[Records]
::::::::::

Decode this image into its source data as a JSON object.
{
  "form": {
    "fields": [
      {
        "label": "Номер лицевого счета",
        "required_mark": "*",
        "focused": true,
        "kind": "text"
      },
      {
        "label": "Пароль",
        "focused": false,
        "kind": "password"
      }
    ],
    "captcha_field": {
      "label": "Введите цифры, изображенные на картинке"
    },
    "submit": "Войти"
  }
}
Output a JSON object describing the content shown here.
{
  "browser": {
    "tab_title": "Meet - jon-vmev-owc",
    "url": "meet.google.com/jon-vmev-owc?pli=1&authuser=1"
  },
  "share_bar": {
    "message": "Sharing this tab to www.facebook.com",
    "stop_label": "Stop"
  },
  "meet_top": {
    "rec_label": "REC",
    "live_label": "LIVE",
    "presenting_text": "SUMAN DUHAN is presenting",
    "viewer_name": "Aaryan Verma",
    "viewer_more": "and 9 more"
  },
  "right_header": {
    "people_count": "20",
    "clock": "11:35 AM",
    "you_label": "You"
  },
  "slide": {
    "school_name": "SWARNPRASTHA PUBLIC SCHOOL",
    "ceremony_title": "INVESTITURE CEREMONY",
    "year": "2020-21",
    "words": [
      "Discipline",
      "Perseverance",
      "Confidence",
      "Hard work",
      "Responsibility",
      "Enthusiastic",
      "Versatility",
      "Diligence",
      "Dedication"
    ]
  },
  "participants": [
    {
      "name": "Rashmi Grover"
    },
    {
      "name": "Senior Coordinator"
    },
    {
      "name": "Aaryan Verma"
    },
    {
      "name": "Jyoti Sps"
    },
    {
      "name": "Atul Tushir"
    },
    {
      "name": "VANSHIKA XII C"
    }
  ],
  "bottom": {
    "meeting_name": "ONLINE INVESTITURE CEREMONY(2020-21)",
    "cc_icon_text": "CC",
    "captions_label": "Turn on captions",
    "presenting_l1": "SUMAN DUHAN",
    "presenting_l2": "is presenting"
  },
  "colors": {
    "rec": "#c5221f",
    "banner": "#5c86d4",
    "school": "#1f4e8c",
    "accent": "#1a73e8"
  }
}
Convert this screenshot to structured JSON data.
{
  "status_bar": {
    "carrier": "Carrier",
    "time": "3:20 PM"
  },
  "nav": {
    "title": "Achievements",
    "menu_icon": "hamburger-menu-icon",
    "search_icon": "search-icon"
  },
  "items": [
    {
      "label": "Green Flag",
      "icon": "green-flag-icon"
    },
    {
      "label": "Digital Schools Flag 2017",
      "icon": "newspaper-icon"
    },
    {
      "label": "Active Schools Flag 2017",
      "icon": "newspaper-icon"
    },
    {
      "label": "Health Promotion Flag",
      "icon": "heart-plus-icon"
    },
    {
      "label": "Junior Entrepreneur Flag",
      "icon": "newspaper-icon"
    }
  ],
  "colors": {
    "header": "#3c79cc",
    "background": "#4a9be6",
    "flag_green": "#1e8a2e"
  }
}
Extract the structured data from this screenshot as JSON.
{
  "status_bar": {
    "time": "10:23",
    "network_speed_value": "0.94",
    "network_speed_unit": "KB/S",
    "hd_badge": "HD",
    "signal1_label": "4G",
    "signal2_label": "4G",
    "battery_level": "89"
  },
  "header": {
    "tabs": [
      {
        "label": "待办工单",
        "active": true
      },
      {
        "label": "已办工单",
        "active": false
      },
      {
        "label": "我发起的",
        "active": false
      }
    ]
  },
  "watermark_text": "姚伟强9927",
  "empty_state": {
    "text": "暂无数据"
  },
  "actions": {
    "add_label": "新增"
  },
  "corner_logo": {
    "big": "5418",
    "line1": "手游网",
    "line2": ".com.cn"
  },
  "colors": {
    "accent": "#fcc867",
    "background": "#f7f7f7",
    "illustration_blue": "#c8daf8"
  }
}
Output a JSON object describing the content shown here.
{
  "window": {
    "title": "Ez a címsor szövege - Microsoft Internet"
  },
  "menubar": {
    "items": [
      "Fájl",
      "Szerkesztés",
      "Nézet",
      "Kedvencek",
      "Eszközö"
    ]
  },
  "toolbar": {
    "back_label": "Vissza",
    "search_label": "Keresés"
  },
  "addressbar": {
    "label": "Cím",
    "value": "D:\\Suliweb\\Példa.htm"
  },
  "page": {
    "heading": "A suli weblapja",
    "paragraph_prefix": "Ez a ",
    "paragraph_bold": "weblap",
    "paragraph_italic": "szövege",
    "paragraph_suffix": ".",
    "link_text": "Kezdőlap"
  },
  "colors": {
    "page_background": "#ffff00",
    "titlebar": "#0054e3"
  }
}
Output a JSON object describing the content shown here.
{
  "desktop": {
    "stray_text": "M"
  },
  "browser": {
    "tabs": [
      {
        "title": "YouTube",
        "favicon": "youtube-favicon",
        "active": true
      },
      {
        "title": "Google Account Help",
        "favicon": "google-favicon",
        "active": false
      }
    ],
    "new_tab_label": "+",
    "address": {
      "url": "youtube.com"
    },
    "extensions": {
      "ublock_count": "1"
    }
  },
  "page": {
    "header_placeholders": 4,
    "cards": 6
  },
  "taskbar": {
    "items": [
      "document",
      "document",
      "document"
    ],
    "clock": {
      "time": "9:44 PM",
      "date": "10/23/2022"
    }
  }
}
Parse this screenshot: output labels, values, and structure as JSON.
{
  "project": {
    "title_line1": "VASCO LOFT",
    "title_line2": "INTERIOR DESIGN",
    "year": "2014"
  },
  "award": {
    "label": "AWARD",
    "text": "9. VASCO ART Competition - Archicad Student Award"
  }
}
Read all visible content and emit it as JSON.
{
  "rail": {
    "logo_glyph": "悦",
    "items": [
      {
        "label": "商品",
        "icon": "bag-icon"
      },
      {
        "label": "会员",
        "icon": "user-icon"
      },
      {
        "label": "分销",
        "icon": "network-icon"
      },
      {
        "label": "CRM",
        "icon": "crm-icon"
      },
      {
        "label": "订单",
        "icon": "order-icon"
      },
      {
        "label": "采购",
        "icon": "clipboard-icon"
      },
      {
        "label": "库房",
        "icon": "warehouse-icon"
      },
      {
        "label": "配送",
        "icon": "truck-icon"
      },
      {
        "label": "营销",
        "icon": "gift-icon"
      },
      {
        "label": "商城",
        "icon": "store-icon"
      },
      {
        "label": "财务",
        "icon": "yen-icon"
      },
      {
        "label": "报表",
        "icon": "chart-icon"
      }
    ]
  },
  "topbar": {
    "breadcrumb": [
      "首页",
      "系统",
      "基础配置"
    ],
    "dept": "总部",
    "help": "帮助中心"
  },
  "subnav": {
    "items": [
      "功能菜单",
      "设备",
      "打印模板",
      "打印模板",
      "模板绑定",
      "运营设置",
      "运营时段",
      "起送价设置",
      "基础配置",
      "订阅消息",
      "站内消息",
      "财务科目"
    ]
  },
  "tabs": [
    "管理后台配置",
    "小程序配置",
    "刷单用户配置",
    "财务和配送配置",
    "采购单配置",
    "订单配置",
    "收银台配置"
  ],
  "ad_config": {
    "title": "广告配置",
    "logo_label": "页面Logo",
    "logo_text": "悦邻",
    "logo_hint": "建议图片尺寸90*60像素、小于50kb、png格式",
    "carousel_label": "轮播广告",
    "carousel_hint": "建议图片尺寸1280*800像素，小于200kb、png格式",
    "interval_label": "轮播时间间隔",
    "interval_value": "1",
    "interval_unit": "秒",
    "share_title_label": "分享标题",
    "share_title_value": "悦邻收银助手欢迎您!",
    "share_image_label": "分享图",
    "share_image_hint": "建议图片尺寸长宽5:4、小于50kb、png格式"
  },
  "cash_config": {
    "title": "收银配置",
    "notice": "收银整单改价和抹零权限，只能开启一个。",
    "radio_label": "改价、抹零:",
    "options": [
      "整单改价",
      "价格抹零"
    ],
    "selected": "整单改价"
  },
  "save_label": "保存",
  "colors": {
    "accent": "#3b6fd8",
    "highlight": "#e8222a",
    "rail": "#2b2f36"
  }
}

::::::::::

In the records above, find each line with the word "png格式" and copy it.

    "logo_hint": "建议图片尺寸90*60像素、小于50kb、png格式",
    "carousel_hint": "建议图片尺寸1280*800像素，小于200kb、png格式",
    "share_image_hint": "建议图片尺寸长宽5:4、小于50kb、png格式"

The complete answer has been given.